---------- ENTRIES PROVIDED

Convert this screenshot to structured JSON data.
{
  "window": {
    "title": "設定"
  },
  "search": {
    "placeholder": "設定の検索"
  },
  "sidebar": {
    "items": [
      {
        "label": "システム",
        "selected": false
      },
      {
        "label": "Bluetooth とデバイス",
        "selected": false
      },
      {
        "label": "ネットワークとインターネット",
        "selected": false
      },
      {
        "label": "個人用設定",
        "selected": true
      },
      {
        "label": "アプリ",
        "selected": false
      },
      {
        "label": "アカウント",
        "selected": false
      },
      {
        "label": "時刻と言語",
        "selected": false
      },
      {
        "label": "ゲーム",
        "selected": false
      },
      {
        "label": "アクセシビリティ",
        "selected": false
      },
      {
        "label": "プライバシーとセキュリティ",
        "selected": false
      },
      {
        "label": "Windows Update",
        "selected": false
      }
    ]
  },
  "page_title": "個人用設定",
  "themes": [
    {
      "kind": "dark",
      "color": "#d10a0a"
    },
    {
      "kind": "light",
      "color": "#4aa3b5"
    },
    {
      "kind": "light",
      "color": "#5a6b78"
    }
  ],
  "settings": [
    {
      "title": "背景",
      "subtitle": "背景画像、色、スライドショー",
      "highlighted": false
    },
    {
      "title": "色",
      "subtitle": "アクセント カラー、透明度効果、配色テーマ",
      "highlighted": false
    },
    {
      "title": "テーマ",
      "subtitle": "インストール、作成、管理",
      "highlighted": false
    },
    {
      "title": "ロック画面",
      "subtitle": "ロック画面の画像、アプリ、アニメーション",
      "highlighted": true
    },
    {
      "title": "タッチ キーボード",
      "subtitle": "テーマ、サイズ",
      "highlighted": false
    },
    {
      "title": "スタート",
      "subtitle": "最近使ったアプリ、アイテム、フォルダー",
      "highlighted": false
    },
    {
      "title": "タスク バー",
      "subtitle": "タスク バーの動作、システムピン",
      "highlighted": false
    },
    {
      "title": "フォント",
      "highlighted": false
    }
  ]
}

--------------------

## SET EXERCISE
What is needed here is an exact reproduction of all the entries.

## EXERCISE OUTPUT
Convert this screenshot to structured JSON data.
{
  "window": {
    "title": "設定"
  },
  "search": {
    "placeholder": "設定の検索"
  },
  "sidebar": {
    "items": [
      {
        "label": "システム",
        "selected": false
      },
      {
        "label": "Bluetooth とデバイス",
        "selected": false
      },
      {
        "label": "ネットワークとインターネット",
        "selected": false
      },
      {
        "label": "個人用設定",
        "selected": true
      },
      {
        "label": "アプリ",
        "selected": false
      },
      {
        "label": "アカウント",
        "selected": false
      },
      {
        "label": "時刻と言語",
        "selected": false
      },
      {
        "label": "ゲーム",
        "selected": false
      },
      {
        "label": "アクセシビリティ",
        "selected": false
      },
      {
        "label": "プライバシーとセキュリティ",
        "selected": false
      },
      {
        "label": "Windows Update",
        "selected": false
      }
    ]
  },
  "page_title": "個人用設定",
  "themes": [
    {
      "kind": "dark",
      "color": "#d10a0a"
    },
    {
      "kind": "light",
      "color": "#4aa3b5"
    },
    {
      "kind": "light",
      "color": "#5a6b78"
    }
  ],
  "settings": [
    {
      "title": "背景",
      "subtitle": "背景画像、色、スライドショー",
      "highlighted": false
    },
    {
      "title": "色",
      "subtitle": "アクセント カラー、透明度効果、配色テーマ",
      "highlighted": false
    },
    {
      "title": "テーマ",
      "subtitle": "インストール、作成、管理",
      "highlighted": false
    },
    {
      "title": "ロック画面",
      "subtitle": "ロック画面の画像、アプリ、アニメーション",
      "highlighted": true
    },
    {
      "title": "タッチ キーボード",
      "subtitle": "テーマ、サイズ",
      "highlighted": false
    },
    {
      "title": "スタート",
      "subtitle": "最近使ったアプリ、アイテム、フォルダー",
      "highlighted": false
    },
    {
      "title": "タスク バー",
      "subtitle": "タスク バーの動作、システムピン",
      "highlighted": false
    },
    {
      "title": "フォント",
      "highlighted": false
    }
  ]
}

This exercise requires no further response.